Task — From the listing below, extract every line in which the word "подрядчиков" appears.

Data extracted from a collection
++++++++++++++++++++

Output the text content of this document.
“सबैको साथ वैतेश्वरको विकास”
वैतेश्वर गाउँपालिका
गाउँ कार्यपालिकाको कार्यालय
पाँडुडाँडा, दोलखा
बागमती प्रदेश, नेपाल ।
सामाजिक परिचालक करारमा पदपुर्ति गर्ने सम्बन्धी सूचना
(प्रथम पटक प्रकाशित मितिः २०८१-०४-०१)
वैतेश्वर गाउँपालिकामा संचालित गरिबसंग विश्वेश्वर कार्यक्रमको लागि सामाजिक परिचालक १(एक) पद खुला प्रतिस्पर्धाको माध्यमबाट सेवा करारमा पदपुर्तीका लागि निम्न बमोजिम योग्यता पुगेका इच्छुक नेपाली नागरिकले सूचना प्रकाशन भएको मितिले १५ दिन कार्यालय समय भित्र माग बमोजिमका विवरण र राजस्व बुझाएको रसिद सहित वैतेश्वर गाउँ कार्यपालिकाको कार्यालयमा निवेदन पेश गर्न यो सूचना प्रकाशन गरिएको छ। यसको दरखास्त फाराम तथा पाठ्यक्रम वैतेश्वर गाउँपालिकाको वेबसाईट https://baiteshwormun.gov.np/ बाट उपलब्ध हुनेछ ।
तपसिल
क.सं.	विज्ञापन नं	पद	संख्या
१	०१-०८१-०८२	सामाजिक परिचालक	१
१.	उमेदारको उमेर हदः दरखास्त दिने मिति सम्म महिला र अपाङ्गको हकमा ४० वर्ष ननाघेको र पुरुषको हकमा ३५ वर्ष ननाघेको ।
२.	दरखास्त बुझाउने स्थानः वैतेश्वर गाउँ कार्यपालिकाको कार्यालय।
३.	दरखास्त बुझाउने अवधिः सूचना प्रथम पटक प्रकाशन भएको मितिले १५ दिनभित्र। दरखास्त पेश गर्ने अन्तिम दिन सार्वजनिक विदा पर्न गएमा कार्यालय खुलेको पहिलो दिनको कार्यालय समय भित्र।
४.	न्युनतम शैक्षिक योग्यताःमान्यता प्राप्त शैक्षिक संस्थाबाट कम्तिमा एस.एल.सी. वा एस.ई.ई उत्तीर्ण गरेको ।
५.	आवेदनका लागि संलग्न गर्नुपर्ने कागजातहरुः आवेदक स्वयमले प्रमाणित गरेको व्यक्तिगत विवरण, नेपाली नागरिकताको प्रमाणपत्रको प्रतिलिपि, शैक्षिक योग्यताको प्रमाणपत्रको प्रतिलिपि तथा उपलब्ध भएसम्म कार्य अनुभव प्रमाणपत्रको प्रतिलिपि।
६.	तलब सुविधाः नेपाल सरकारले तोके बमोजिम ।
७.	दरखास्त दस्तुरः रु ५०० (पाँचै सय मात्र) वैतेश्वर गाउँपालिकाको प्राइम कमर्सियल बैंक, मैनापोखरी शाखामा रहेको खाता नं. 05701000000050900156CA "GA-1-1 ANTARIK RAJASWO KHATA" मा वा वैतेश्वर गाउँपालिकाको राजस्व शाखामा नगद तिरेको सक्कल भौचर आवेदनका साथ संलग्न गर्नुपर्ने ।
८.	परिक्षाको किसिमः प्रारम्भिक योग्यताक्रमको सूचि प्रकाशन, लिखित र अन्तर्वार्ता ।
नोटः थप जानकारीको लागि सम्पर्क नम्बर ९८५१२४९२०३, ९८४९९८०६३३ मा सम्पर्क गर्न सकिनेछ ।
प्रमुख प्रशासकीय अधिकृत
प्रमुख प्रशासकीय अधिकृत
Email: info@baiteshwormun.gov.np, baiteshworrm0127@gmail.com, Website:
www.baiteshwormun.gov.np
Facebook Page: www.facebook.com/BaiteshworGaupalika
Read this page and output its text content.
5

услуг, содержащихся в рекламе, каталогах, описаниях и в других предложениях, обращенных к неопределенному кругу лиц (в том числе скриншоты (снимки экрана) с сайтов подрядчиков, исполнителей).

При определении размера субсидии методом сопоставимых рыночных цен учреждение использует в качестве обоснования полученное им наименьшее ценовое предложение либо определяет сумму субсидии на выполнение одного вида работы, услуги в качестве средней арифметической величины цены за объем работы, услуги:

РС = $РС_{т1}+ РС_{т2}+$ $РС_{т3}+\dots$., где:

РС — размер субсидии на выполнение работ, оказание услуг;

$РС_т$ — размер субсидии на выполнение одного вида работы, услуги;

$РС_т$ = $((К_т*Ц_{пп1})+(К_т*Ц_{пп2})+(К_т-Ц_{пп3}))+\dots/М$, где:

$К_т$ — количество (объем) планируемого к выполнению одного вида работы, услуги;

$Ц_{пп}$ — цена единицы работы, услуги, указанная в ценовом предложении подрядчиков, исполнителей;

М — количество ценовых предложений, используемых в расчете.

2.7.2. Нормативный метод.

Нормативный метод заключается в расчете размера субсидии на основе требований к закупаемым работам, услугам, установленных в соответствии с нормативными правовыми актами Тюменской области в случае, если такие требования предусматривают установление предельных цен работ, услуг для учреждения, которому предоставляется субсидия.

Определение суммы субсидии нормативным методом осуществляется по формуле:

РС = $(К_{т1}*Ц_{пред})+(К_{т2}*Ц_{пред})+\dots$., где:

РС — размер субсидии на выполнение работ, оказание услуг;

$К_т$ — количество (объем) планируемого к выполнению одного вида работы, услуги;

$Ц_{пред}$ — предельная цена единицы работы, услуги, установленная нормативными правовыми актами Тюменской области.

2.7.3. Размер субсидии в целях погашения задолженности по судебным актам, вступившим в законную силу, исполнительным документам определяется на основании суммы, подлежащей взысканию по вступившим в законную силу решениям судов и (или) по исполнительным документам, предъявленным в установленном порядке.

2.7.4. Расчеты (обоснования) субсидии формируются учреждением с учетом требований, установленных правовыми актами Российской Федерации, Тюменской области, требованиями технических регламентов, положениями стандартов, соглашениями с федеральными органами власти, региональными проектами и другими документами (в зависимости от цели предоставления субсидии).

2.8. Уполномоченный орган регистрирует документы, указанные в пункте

++++++++++++++++++++

The result —
услуг, содержащихся в рекламе, каталогах, описаниях и в других предложениях, обращенных к неопределенному кругу лиц (в том числе скриншоты (снимки экрана) с сайтов подрядчиков, исполнителей).
$Ц_{пп}$ — цена единицы работы, услуги, указанная в ценовом предложении подрядчиков, исполнителей;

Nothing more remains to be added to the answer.